▶ _OBJECTIVE_
Scan the data beneath this task and copy each line that includes "text".

── SUPPLIED ENTRIES ──

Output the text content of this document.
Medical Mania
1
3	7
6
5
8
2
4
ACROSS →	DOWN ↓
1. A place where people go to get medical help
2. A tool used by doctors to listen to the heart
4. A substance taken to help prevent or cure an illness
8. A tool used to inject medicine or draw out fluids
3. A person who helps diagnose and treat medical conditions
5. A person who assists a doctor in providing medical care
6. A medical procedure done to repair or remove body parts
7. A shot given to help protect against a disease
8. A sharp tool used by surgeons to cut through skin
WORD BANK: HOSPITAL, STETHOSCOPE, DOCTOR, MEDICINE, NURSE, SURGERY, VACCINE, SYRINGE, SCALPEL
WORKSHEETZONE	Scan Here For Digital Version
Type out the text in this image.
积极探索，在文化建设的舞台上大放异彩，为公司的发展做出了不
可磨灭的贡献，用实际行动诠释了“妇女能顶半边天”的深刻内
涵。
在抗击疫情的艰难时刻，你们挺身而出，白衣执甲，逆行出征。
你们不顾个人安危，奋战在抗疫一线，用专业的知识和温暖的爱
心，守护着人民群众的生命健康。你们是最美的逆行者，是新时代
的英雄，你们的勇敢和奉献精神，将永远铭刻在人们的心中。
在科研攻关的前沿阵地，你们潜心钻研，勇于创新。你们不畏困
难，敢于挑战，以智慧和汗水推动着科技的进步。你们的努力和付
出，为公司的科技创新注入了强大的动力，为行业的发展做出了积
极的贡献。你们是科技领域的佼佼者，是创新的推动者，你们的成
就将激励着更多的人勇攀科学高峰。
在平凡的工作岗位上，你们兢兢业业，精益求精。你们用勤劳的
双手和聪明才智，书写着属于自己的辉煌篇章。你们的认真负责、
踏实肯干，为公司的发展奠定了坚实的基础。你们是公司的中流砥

───

▶ _WRITTEN RESPONSE_
Output the text content of this document.
Type out the text in this image.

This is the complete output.